■ DATA TO PROCESS
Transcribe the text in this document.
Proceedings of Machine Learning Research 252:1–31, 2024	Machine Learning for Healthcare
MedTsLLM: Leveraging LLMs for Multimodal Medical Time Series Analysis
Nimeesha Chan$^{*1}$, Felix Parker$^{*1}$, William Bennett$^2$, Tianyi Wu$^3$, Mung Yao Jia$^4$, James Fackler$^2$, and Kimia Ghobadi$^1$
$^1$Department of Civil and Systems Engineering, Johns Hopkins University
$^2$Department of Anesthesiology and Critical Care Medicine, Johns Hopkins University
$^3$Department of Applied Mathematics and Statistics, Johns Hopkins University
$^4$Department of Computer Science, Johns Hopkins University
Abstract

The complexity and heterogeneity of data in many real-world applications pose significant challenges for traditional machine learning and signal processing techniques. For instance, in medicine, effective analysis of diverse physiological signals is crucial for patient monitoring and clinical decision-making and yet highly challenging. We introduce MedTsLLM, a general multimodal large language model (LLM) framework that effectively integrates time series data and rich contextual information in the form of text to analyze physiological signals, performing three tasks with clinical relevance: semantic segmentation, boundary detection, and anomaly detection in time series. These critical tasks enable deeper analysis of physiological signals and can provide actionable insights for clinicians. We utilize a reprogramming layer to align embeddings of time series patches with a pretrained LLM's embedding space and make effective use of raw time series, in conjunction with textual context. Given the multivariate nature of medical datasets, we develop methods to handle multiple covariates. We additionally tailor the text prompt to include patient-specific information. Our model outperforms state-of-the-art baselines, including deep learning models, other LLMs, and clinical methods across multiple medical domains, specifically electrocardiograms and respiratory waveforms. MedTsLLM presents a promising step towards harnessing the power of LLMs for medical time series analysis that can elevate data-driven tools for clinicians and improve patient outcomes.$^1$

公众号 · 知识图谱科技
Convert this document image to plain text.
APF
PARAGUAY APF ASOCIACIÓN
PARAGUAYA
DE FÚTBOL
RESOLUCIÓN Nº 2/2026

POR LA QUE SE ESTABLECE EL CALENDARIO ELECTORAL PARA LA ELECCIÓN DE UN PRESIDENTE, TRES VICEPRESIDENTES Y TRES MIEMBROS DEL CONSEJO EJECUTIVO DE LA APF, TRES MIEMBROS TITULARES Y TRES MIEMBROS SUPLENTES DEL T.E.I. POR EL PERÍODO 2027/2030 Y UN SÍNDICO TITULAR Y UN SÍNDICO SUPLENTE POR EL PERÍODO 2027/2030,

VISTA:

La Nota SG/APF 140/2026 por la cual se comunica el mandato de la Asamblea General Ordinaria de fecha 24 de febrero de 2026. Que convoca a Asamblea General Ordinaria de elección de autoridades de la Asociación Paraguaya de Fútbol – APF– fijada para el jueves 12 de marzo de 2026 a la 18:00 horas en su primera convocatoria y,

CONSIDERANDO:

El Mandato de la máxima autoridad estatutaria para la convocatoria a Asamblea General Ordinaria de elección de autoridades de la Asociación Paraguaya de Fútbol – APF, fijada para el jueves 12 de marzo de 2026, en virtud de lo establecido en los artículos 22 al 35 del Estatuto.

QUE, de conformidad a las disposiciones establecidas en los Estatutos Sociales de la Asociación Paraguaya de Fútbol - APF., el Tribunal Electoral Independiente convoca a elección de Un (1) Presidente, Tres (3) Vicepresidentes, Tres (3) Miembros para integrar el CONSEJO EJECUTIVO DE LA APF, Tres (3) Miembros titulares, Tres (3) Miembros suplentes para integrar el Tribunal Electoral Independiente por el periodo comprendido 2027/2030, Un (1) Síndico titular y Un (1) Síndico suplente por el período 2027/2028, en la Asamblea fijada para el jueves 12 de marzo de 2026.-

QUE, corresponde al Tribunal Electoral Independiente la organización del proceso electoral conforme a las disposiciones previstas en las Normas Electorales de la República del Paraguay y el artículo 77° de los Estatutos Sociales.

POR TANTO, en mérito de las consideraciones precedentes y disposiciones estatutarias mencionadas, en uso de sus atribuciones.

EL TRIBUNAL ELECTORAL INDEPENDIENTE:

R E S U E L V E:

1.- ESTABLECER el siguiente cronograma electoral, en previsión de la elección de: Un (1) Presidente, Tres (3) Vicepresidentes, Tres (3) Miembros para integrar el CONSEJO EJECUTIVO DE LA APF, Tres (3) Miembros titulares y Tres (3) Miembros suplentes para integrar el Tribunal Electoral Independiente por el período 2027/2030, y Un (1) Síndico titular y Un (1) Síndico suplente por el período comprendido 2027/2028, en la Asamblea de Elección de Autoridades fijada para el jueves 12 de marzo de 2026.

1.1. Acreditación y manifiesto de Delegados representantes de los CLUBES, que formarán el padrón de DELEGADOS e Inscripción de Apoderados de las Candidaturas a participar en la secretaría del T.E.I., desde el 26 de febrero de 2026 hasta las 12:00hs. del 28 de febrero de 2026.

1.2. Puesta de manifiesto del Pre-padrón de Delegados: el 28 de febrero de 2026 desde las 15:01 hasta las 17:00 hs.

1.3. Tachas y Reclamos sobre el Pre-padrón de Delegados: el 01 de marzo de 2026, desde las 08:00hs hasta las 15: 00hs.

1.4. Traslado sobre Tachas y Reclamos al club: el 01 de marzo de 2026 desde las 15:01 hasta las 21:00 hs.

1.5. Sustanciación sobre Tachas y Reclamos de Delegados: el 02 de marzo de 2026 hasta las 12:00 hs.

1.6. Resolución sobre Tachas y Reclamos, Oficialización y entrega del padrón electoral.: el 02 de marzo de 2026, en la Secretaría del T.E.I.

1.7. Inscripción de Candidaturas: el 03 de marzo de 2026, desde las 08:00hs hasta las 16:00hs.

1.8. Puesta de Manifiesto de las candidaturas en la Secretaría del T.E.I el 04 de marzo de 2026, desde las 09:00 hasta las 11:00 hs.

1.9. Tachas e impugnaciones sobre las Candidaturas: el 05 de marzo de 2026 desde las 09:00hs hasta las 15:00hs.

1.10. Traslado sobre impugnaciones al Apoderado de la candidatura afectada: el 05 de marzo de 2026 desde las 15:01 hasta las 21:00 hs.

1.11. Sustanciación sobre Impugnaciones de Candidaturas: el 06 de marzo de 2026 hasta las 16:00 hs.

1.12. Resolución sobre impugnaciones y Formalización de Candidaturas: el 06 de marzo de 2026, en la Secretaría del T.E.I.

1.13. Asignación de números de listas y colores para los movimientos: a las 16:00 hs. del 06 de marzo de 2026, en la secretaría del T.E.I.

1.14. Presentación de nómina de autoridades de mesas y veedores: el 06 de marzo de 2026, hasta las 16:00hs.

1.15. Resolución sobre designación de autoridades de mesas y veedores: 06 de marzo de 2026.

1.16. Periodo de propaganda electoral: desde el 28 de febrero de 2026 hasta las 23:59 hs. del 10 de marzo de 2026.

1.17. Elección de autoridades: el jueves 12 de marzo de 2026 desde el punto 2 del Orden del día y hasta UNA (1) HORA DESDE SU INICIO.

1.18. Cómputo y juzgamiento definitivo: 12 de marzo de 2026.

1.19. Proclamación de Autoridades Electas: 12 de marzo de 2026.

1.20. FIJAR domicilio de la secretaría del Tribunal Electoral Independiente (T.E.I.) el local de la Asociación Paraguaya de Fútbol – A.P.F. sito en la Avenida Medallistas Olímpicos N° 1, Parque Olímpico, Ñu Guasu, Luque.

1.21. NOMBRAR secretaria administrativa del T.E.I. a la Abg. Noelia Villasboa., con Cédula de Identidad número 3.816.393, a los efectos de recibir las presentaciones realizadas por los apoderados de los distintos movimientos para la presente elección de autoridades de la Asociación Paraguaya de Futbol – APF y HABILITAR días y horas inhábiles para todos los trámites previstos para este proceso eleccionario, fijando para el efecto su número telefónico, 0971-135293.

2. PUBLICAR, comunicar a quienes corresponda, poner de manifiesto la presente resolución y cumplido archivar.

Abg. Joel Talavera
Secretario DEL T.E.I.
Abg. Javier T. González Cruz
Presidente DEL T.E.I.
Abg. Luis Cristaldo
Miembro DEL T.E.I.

■ REQUIRED TASK
Where a line holds "document", copy that line.

■ OUTPUT OF THE EXERCISE
Transcribe the text in this document.
Convert this document image to plain text.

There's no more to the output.